Top of EXCERPTED TEXT

On 21 May 1991, as intense electioneering was taking place, Rajiv Gandhi was assassinated by a Sri Lankan suicide bomber. The mantle of Congress leadership fell on the veteran P. V. Narasimha Rao (1921-2004), who led the party to triumph, even as the BJP raised the number of its seats in Parliament from a little over 80 to 120. On 6 December 1992, acting in defiance of Supreme Court orders, Hindu militants destroyed the Babri Masjid, and so initiated one of the most intense crises in India’s post-independent history. Rao weathered many a storm, and presided over the liberalization of the economy — the architect of which was Manmohan Singh, then Finance Minister and, since 2004, the Prime Minister of India. But Rao could not keep the BJP and its friends in check. In the general elections of 1996, the BJP emerged as the largest party, but its 194 seats were not enough to give it a working majority in the 545-seat Lok Sabha, and Atal Behari Vajpayee’s first government lasted a mere twelve days. A 13-party coalition of the United National Front and the Indian left was brought into power, and Deve Gowda, the Chief Minister of Karnataka, was raised to the office of the Prime Minister; but after less than a year in office, he resigned and was succeeded by Inder Kumar Gujral, whose main contribution in office was to bequeath “the Gujral doctrine” – a reference to his genuine attempts to mend India’s relations with its South Asian neighbors, based on the principle that as the largest country, India could afford to be generous, and did not have to require reciprocity for all its munificent actions.

Bottom of EXCERPTED TEXT
Top of PROVIDED MATERIAL

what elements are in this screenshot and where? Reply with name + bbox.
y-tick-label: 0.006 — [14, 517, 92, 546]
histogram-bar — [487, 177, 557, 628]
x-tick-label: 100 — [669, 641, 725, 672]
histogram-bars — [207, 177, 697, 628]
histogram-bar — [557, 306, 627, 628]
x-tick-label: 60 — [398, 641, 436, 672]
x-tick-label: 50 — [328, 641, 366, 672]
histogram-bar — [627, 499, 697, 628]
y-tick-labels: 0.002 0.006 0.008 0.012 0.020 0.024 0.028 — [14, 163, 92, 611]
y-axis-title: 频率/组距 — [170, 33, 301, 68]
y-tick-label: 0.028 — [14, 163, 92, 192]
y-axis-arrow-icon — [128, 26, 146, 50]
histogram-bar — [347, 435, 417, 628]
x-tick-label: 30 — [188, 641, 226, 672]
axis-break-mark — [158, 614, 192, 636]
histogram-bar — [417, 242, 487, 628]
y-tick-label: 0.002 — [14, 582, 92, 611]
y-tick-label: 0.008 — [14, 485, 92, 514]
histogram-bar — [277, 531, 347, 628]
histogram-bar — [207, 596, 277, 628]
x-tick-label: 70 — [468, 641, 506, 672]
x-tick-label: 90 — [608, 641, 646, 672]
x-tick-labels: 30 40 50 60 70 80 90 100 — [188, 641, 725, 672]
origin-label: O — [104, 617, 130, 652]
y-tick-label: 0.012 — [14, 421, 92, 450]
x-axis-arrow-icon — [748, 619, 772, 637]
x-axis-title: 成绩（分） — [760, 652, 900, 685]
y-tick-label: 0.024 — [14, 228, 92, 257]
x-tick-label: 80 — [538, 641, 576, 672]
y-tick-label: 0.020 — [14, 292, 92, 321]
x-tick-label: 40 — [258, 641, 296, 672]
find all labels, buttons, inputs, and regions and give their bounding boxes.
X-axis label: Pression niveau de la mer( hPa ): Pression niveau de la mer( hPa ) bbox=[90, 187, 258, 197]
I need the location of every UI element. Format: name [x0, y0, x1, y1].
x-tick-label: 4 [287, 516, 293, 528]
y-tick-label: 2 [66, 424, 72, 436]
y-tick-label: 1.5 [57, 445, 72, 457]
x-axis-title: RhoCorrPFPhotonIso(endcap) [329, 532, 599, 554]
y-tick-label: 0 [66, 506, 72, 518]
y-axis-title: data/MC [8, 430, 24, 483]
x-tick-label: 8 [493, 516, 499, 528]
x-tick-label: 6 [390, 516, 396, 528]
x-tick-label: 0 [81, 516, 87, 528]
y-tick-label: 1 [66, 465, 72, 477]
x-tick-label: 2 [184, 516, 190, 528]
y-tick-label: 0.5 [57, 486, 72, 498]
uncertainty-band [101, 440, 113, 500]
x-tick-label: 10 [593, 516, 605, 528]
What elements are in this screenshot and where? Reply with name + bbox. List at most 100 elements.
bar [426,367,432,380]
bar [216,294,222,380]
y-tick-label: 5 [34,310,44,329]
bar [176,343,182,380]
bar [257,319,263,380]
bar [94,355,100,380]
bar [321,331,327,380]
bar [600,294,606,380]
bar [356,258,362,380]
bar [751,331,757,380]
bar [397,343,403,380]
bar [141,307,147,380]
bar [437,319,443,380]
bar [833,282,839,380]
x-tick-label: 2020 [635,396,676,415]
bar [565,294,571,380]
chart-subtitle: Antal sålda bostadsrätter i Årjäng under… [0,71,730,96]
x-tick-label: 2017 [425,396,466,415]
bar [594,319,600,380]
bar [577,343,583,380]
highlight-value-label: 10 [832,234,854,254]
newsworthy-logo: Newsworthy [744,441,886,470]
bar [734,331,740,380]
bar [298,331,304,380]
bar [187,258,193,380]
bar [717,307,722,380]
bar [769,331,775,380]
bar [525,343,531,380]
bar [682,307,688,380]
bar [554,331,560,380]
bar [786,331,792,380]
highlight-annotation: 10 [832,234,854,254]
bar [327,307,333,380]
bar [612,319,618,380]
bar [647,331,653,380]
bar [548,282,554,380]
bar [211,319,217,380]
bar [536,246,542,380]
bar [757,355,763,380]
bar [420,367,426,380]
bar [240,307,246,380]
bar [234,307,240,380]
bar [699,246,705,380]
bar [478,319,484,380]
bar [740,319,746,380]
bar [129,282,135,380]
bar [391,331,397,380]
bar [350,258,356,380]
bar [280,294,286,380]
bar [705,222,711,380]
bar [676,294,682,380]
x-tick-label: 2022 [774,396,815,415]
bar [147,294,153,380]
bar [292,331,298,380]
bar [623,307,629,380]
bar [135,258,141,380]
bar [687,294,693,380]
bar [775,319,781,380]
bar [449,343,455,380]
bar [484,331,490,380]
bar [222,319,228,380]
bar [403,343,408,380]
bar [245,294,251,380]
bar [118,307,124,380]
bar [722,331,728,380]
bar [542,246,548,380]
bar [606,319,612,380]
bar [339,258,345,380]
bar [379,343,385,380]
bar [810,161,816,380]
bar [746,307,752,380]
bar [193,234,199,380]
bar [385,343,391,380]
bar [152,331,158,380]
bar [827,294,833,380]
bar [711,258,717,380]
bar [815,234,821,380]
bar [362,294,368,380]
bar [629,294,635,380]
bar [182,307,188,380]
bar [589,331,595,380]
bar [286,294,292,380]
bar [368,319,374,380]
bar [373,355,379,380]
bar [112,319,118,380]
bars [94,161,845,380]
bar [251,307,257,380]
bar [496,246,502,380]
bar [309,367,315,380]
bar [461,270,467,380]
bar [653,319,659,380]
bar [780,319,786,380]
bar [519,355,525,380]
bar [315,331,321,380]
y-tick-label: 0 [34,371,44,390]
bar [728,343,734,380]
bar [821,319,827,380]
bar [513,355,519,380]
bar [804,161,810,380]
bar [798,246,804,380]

Bottom of PROVIDED MATERIAL

— TASK BRIEF —
According to the excerpt on Indian politics in the 1990s, why did the Gujral doctrine hold that India did not have to require reciprocity from its South Asian neighbors? Answer in one to three sentences.

— COMPLETED TASK —
The doctrine rested on the principle that, as the largest country, India could afford to be generous. It therefore did not need to require reciprocity for all its munificent actions in trying to mend relations with its neighbors.